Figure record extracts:
....

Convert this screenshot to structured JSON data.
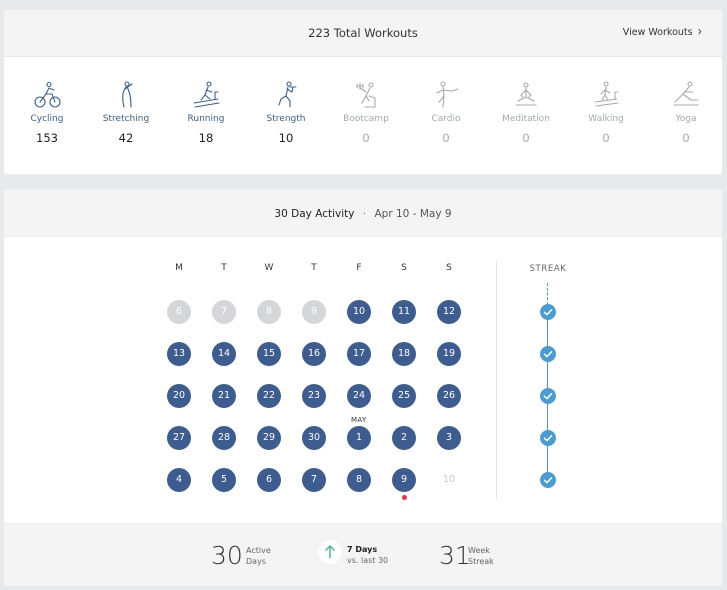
{
  "summary": {
    "total_count": "223",
    "total_label": "Total Workouts",
    "view_link": "View Workouts"
  },
  "workout_types": [
    {
      "label": "Cycling",
      "count": "153",
      "icon": "cycling-icon",
      "active": true
    },
    {
      "label": "Stretching",
      "count": "42",
      "icon": "stretching-icon",
      "active": true
    },
    {
      "label": "Running",
      "count": "18",
      "icon": "running-icon",
      "active": true
    },
    {
      "label": "Strength",
      "count": "10",
      "icon": "strength-icon",
      "active": true
    },
    {
      "label": "Bootcamp",
      "count": "0",
      "icon": "bootcamp-icon",
      "active": false
    },
    {
      "label": "Cardio",
      "count": "0",
      "icon": "cardio-icon",
      "active": false
    },
    {
      "label": "Meditation",
      "count": "0",
      "icon": "meditation-icon",
      "active": false
    },
    {
      "label": "Walking",
      "count": "0",
      "icon": "walking-icon",
      "active": false
    },
    {
      "label": "Yoga",
      "count": "0",
      "icon": "yoga-icon",
      "active": false
    }
  ],
  "activity": {
    "title": "30 Day Activity",
    "separator": "·",
    "range": "Apr 10 - May 9",
    "weekdays": [
      "M",
      "T",
      "W",
      "T",
      "F",
      "S",
      "S"
    ],
    "streak_title": "STREAK",
    "month_marker": "MAY",
    "weeks": [
      [
        {
          "d": "6",
          "s": "past"
        },
        {
          "d": "7",
          "s": "past"
        },
        {
          "d": "8",
          "s": "past"
        },
        {
          "d": "9",
          "s": "past"
        },
        {
          "d": "10",
          "s": "done"
        },
        {
          "d": "11",
          "s": "done"
        },
        {
          "d": "12",
          "s": "done"
        }
      ],
      [
        {
          "d": "13",
          "s": "done"
        },
        {
          "d": "14",
          "s": "done"
        },
        {
          "d": "15",
          "s": "done"
        },
        {
          "d": "16",
          "s": "done"
        },
        {
          "d": "17",
          "s": "done"
        },
        {
          "d": "18",
          "s": "done"
        },
        {
          "d": "19",
          "s": "done"
        }
      ],
      [
        {
          "d": "20",
          "s": "done"
        },
        {
          "d": "21",
          "s": "done"
        },
        {
          "d": "22",
          "s": "done"
        },
        {
          "d": "23",
          "s": "done"
        },
        {
          "d": "24",
          "s": "done"
        },
        {
          "d": "25",
          "s": "done"
        },
        {
          "d": "26",
          "s": "done"
        }
      ],
      [
        {
          "d": "27",
          "s": "done"
        },
        {
          "d": "28",
          "s": "done"
        },
        {
          "d": "29",
          "s": "done"
        },
        {
          "d": "30",
          "s": "done"
        },
        {
          "d": "1",
          "s": "done",
          "month": true
        },
        {
          "d": "2",
          "s": "done"
        },
        {
          "d": "3",
          "s": "done"
        }
      ],
      [
        {
          "d": "4",
          "s": "done"
        },
        {
          "d": "5",
          "s": "done"
        },
        {
          "d": "6",
          "s": "done"
        },
        {
          "d": "7",
          "s": "done"
        },
        {
          "d": "8",
          "s": "done"
        },
        {
          "d": "9",
          "s": "done",
          "today": true
        },
        {
          "d": "10",
          "s": "future"
        }
      ]
    ],
    "streak_weeks": 5
  },
  "footer": {
    "active_days_value": "30",
    "active_days_label1": "Active",
    "active_days_label2": "Days",
    "delta_value": "7 Days",
    "delta_label": "vs. last 30",
    "week_streak_value": "31",
    "week_streak_label1": "Week",
    "week_streak_label2": "Streak"
  },
  "colors": {
    "done": "#3d5c8f",
    "past": "#d5d6d9",
    "streak": "#4a9dd4",
    "today": "#e8343a",
    "up_arrow": "#4cb88a",
    "active_label": "#3a5f93",
    "inactive": "#a5a9ae"
  }
}
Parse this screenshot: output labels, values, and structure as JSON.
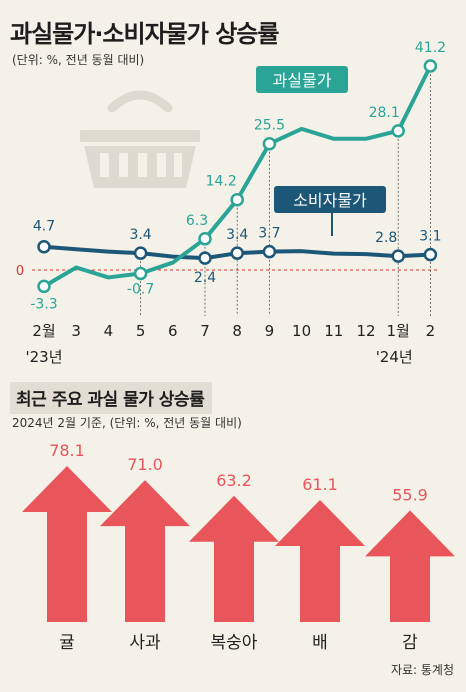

....

The request: Retype each entry precisely. Skip images entirely.

Answer in full:
Convert this screenshot to structured JSON data.
{
  "summary": {
    "total_count": "223",
    "total_label": "Total Workouts",
    "view_link": "View Workouts"
  },
  "workout_types": [
    {
      "label": "Cycling",
      "count": "153",
      "icon": "cycling-icon",
      "active": true
    },
    {
      "label": "Stretching",
      "count": "42",
      "icon": "stretching-icon",
      "active": true
    },
    {
      "label": "Running",
      "count": "18",
      "icon": "running-icon",
      "active": true
    },
    {
      "label": "Strength",
      "count": "10",
      "icon": "strength-icon",
      "active": true
    },
    {
      "label": "Bootcamp",
      "count": "0",
      "icon": "bootcamp-icon",
      "active": false
    },
    {
      "label": "Cardio",
      "count": "0",
      "icon": "cardio-icon",
      "active": false
    },
    {
      "label": "Meditation",
      "count": "0",
      "icon": "meditation-icon",
      "active": false
    },
    {
      "label": "Walking",
      "count": "0",
      "icon": "walking-icon",
      "active": false
    },
    {
      "label": "Yoga",
      "count": "0",
      "icon": "yoga-icon",
      "active": false
    }
  ],
  "activity": {
    "title": "30 Day Activity",
    "separator": "·",
    "range": "Apr 10 - May 9",
    "weekdays": [
      "M",
      "T",
      "W",
      "T",
      "F",
      "S",
      "S"
    ],
    "streak_title": "STREAK",
    "month_marker": "MAY",
    "weeks": [
      [
        {
          "d": "6",
          "s": "past"
        },
        {
          "d": "7",
          "s": "past"
        },
        {
          "d": "8",
          "s": "past"
        },
        {
          "d": "9",
          "s": "past"
        },
        {
          "d": "10",
          "s": "done"
        },
        {
          "d": "11",
          "s": "done"
        },
        {
          "d": "12",
          "s": "done"
        }
      ],
      [
        {
          "d": "13",
          "s": "done"
        },
        {
          "d": "14",
          "s": "done"
        },
        {
          "d": "15",
          "s": "done"
        },
        {
          "d": "16",
          "s": "done"
        },
        {
          "d": "17",
          "s": "done"
        },
        {
          "d": "18",
          "s": "done"
        },
        {
          "d": "19",
          "s": "done"
        }
      ],
      [
        {
          "d": "20",
          "s": "done"
        },
        {
          "d": "21",
          "s": "done"
        },
        {
          "d": "22",
          "s": "done"
        },
        {
          "d": "23",
          "s": "done"
        },
        {
          "d": "24",
          "s": "done"
        },
        {
          "d": "25",
          "s": "done"
        },
        {
          "d": "26",
          "s": "done"
        }
      ],
      [
        {
          "d": "27",
          "s": "done"
        },
        {
          "d": "28",
          "s": "done"
        },
        {
          "d": "29",
          "s": "done"
        },
        {
          "d": "30",
          "s": "done"
        },
        {
          "d": "1",
          "s": "done",
          "month": true
        },
        {
          "d": "2",
          "s": "done"
        },
        {
          "d": "3",
          "s": "done"
        }
      ],
      [
        {
          "d": "4",
          "s": "done"
        },
        {
          "d": "5",
          "s": "done"
        },
        {
          "d": "6",
          "s": "done"
        },
        {
          "d": "7",
          "s": "done"
        },
        {
          "d": "8",
          "s": "done"
        },
        {
          "d": "9",
          "s": "done",
          "today": true
        },
        {
          "d": "10",
          "s": "future"
        }
      ]
    ],
    "streak_weeks": 5
  },
  "footer": {
    "active_days_value": "30",
    "active_days_label1": "Active",
    "active_days_label2": "Days",
    "delta_value": "7 Days",
    "delta_label": "vs. last 30",
    "week_streak_value": "31",
    "week_streak_label1": "Week",
    "week_streak_label2": "Streak"
  },
  "colors": {
    "done": "#3d5c8f",
    "past": "#d5d6d9",
    "streak": "#4a9dd4",
    "today": "#e8343a",
    "up_arrow": "#4cb88a",
    "active_label": "#3a5f93",
    "inactive": "#a5a9ae"
  }
}
Parse this screenshot: output labels, values, and structure as JSON.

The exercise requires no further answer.